__SET TASK A__: List every political party named in the passage on Malaysian Malaysia.
__SET TASK B__: Write what comes next in the passage on Malaysian Malaysia, picking up after its last sentence.
>> begin TEXT BLOCK
The political mudslinging eventually provoked  a response from a segment of politicians in the United Malays National Organisation (UMNO) who thought Malaysian Malaysia threatened the Malays' special position in Malaysia. They considered Lee to be a dangerous and seditious trouble-maker; one politician called him a traitor to the country. The more moderate Prime Minister of Malaysia, Tunku Abdul Rahman, was perturbed by the campaign. He thought it would lead to trouble, as he believed that the Malays were not ready to compete without their special privileges. Eventually, Singapore was ejected from the Federation in 1965.

Contemporary use
In 1999, controversy was reignited when Lim Kit Siang of the Democratic Action Party (DAP, the former Malaysian branch of the PAP) called for a second campaign for a "Malaysian Malaysia". Then acting UMNO Youth Chief Hishamuddin Hussein angrily responded with a warning not to "play with fire," and accused Lim of politicising an issue that had been decided at independence with the social contract. Lim argued that the concept of a Malaysian Malaysia did not differ much from the government policy of establishing a Bangsa Malaysia (Malaysian race or Malaysian nation). Some noted that Hishamuddin's grandfather, Dato' Onn Ja'afar, the founder of UMNO, had left the party to form the Independence of Malaya Party based on the concept of eliminating special privileges for the Malays.
>> end TEXT BLOCK
>> begin SUPPLIED RECORDS
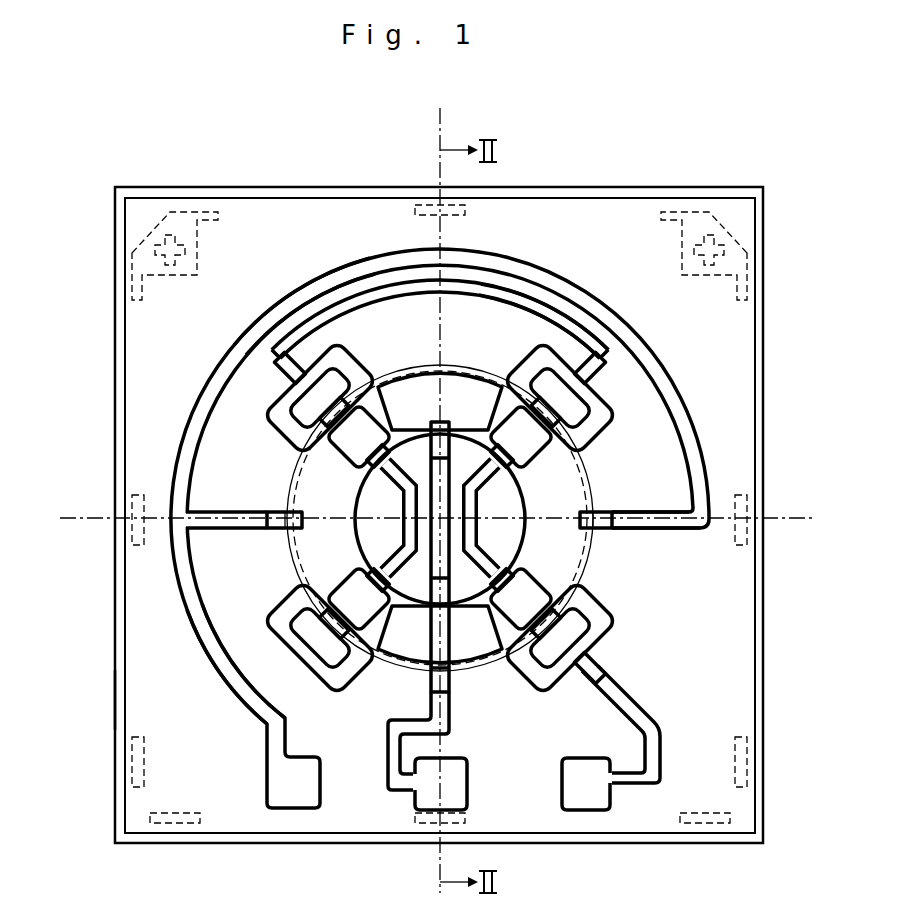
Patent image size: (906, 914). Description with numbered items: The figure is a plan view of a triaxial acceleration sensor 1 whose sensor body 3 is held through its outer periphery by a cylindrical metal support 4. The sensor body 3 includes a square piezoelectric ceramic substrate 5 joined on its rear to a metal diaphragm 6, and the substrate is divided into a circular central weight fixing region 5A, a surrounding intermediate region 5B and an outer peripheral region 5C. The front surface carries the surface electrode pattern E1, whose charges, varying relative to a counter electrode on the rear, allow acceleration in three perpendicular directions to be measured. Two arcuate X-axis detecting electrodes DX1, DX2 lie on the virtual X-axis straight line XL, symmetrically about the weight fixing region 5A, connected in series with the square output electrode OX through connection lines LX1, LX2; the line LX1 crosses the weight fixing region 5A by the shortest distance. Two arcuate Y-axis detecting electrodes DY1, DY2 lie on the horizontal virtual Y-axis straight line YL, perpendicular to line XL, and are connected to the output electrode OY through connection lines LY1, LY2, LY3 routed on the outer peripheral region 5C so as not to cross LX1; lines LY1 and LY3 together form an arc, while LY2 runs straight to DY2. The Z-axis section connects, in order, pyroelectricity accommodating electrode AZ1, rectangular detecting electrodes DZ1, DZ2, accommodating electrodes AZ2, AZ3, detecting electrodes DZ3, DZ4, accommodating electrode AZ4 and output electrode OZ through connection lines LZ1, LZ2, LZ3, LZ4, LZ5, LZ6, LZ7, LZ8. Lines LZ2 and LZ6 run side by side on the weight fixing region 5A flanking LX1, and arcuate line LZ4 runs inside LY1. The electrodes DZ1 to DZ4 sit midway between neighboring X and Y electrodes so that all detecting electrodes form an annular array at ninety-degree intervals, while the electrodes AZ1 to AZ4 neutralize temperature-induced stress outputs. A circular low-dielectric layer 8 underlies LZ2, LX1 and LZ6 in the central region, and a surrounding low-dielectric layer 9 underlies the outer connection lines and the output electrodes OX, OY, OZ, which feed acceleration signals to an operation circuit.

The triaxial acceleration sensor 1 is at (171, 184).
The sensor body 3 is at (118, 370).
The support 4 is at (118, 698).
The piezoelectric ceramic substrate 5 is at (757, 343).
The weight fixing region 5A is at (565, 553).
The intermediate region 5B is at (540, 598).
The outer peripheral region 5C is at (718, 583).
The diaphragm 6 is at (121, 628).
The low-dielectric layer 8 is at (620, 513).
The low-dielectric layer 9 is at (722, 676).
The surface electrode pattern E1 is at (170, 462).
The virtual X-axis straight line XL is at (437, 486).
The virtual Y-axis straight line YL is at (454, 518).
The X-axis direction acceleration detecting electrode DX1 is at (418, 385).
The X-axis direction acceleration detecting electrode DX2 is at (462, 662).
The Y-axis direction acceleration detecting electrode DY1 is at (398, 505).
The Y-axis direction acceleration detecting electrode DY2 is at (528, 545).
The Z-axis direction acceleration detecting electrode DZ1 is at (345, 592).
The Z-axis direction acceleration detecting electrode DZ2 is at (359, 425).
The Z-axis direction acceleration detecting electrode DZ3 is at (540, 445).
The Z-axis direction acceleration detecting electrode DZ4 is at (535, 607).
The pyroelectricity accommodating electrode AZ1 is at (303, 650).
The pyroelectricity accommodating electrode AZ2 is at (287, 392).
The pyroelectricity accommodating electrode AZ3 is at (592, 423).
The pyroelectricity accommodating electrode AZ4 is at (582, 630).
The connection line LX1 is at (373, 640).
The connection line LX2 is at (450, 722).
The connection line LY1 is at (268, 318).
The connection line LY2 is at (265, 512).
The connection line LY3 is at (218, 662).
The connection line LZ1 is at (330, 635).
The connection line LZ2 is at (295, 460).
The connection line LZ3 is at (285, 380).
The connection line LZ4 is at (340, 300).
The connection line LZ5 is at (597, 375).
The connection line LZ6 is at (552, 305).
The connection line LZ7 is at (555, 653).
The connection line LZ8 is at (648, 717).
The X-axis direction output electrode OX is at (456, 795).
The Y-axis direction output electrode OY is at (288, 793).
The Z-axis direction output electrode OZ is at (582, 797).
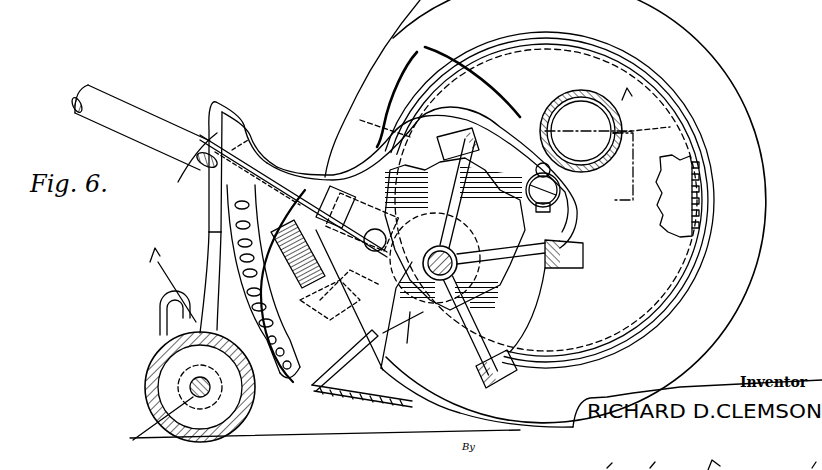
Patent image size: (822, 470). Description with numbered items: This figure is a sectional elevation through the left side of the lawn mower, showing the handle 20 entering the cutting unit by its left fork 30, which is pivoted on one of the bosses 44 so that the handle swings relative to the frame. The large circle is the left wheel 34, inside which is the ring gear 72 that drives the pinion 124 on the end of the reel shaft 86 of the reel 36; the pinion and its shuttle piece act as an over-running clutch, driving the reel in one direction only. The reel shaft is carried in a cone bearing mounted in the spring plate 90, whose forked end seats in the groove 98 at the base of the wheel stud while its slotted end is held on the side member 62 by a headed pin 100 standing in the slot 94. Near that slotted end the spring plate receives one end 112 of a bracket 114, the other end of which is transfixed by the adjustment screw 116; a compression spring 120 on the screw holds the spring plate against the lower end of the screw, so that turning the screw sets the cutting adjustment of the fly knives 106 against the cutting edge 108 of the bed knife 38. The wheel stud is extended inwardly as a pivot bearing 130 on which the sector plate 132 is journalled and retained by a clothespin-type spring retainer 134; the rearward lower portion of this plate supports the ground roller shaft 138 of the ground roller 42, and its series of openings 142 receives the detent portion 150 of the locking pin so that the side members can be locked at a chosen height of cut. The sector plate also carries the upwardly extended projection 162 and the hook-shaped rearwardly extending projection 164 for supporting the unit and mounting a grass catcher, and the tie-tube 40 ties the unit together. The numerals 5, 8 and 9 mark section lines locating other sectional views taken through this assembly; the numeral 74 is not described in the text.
>> end SUPPLIED RECORDS
__WRITTEN ANSWER A__:
United Malays National Organisation (UMNO)
Democratic Action Party (DAP)
PAP
Independence of Malaya Party

__WRITTEN ANSWER B__:
In 2006, at the Johor UMNO convention, Johor Menteri Besar (Chief Minister) Abdul Ghani Othman linked the "Malaysian Malaysia" campaign to those advocating the Bangsa Malaysia concept, insinuating that Bangsa Malaysia was a threat to the Bumiputra/Malay privileges granted under Article 153 of the Constitution. However, others criticised Ghani, with Deputy Prime Minister Najib Tun Razak stating: "It (Bangsa Malaysia) does not question the special rights of the Malays, our quota or anything of that sort."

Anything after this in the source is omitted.